Stored data
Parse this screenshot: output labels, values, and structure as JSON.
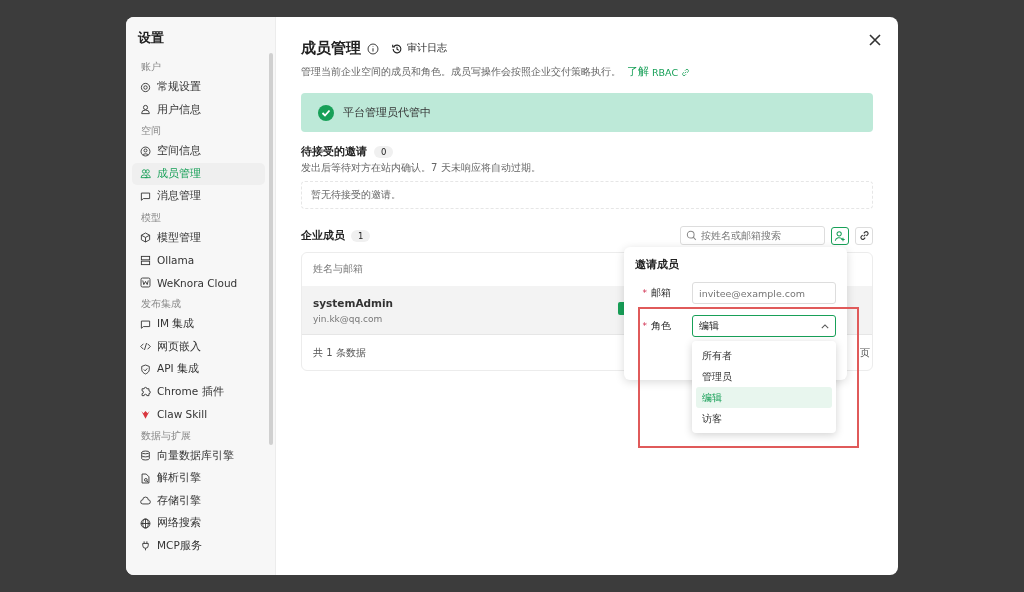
{
  "sidebar": {
    "title": "设置",
    "groups": [
      {
        "label": "账户",
        "items": [
          {
            "label": "常规设置",
            "selected": false
          },
          {
            "label": "用户信息",
            "selected": false
          }
        ]
      },
      {
        "label": "空间",
        "items": [
          {
            "label": "空间信息",
            "selected": false
          },
          {
            "label": "成员管理",
            "selected": true
          },
          {
            "label": "消息管理",
            "selected": false
          }
        ]
      },
      {
        "label": "模型",
        "items": [
          {
            "label": "模型管理",
            "selected": false
          },
          {
            "label": "Ollama",
            "selected": false
          },
          {
            "label": "WeKnora Cloud",
            "selected": false
          }
        ]
      },
      {
        "label": "发布集成",
        "items": [
          {
            "label": "IM 集成",
            "selected": false
          },
          {
            "label": "网页嵌入",
            "selected": false
          },
          {
            "label": "API 集成",
            "selected": false
          },
          {
            "label": "Chrome 插件",
            "selected": false
          },
          {
            "label": "Claw Skill",
            "selected": false
          }
        ]
      },
      {
        "label": "数据与扩展",
        "items": [
          {
            "label": "向量数据库引擎",
            "selected": false
          },
          {
            "label": "解析引擎",
            "selected": false
          },
          {
            "label": "存储引擎",
            "selected": false
          },
          {
            "label": "网络搜索",
            "selected": false
          },
          {
            "label": "MCP服务",
            "selected": false
          }
        ]
      }
    ]
  },
  "header": {
    "title": "成员管理",
    "audit_link": "审计日志",
    "description": "管理当前企业空间的成员和角色。成员写操作会按照企业交付策略执行。",
    "learn_link": "了解",
    "rbac_link": "RBAC"
  },
  "alert": {
    "text": "平台管理员代管中"
  },
  "invitations": {
    "title": "待接受的邀请",
    "count": "0",
    "hint": "发出后等待对方在站内确认。7 天未响应将自动过期。",
    "empty": "暂无待接受的邀请。"
  },
  "members": {
    "title": "企业成员",
    "count": "1",
    "search": {
      "placeholder": "按姓名或邮箱搜索"
    },
    "table": {
      "columns": [
        "姓名与邮箱"
      ],
      "rows": [
        {
          "name": "systemAdmin",
          "email": "yin.kk@qq.com"
        }
      ],
      "footer": "共 1 条数据",
      "pager_fragment": "页"
    }
  },
  "invite_popover": {
    "title": "邀请成员",
    "email_required_mark": "*",
    "email_label": "邮箱",
    "role_required_mark": "*",
    "email": {
      "placeholder": "invitee@example.com"
    },
    "role_label": "角色",
    "role_value": "编辑",
    "expanded": true,
    "options": [
      {
        "label": "所有者",
        "selected": false
      },
      {
        "label": "管理员",
        "selected": false
      },
      {
        "label": "编辑",
        "selected": true
      },
      {
        "label": "访客",
        "selected": false
      }
    ]
  }
}
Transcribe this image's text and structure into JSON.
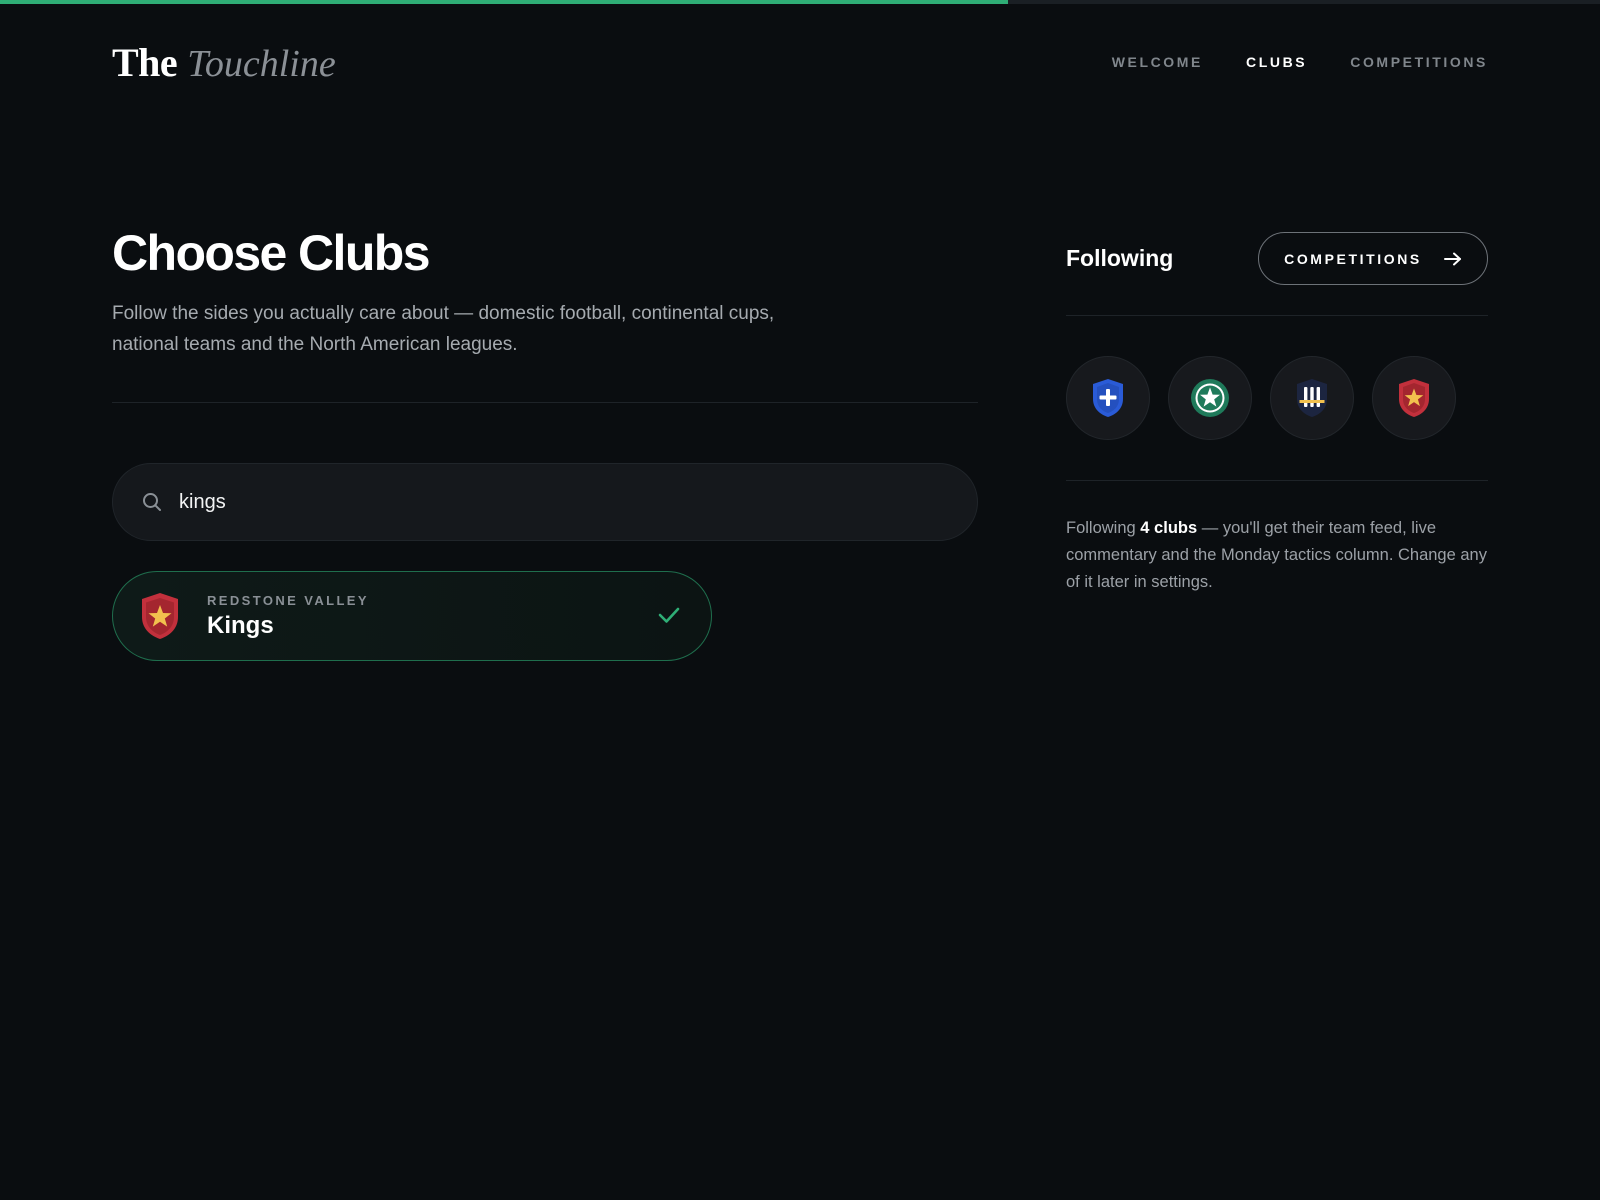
{
  "progress": {
    "fraction": 0.63,
    "color": "#2fae76"
  },
  "brand": {
    "the": "The",
    "touchline": "Touchline"
  },
  "nav": [
    {
      "label": "WELCOME",
      "active": false
    },
    {
      "label": "CLUBS",
      "active": true
    },
    {
      "label": "COMPETITIONS",
      "active": false
    }
  ],
  "main": {
    "title": "Choose Clubs",
    "subtitle": "Follow the sides you actually care about — domestic football, continental cups, national teams and the North American leagues."
  },
  "search": {
    "value": "kings",
    "icon": "search-icon"
  },
  "results": [
    {
      "region": "REDSTONE VALLEY",
      "name": "Kings",
      "selected": true,
      "crest": "red-shield-star-crest"
    }
  ],
  "side": {
    "title": "Following",
    "competitions_button": "COMPETITIONS",
    "followed_crests": [
      "blue-shield-cross-crest",
      "green-circle-star-crest",
      "navy-stripes-crest",
      "red-shield-star-crest"
    ],
    "note_prefix": "Following ",
    "note_count": "4 clubs",
    "note_suffix": " — you'll get their team feed, live commentary and the Monday tactics column. Change any of it later in settings."
  },
  "colors": {
    "accent": "#2fae76",
    "background": "#0a0d10",
    "blue_crest": "#2a5bd7",
    "green_crest": "#1f7a5a",
    "red_crest": "#c2303c",
    "gold": "#f2c14e"
  }
}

=== Requirements ===
Only the lines from the line containing "Transcribe this image's" through the end of the data are to be reproduced, exactly and with both ends included; pictures are omitted.

=== Final result ===
Transcribe this image's text and structure into JSON.
{
  "progress": {
    "fraction": 0.63,
    "color": "#2fae76"
  },
  "brand": {
    "the": "The",
    "touchline": "Touchline"
  },
  "nav": [
    {
      "label": "WELCOME",
      "active": false
    },
    {
      "label": "CLUBS",
      "active": true
    },
    {
      "label": "COMPETITIONS",
      "active": false
    }
  ],
  "main": {
    "title": "Choose Clubs",
    "subtitle": "Follow the sides you actually care about — domestic football, continental cups, national teams and the North American leagues."
  },
  "search": {
    "value": "kings",
    "icon": "search-icon"
  },
  "results": [
    {
      "region": "REDSTONE VALLEY",
      "name": "Kings",
      "selected": true,
      "crest": "red-shield-star-crest"
    }
  ],
  "side": {
    "title": "Following",
    "competitions_button": "COMPETITIONS",
    "followed_crests": [
      "blue-shield-cross-crest",
      "green-circle-star-crest",
      "navy-stripes-crest",
      "red-shield-star-crest"
    ],
    "note_prefix": "Following ",
    "note_count": "4 clubs",
    "note_suffix": " — you'll get their team feed, live commentary and the Monday tactics column. Change any of it later in settings."
  },
  "colors": {
    "accent": "#2fae76",
    "background": "#0a0d10",
    "blue_crest": "#2a5bd7",
    "green_crest": "#1f7a5a",
    "red_crest": "#c2303c",
    "gold": "#f2c14e"
  }
}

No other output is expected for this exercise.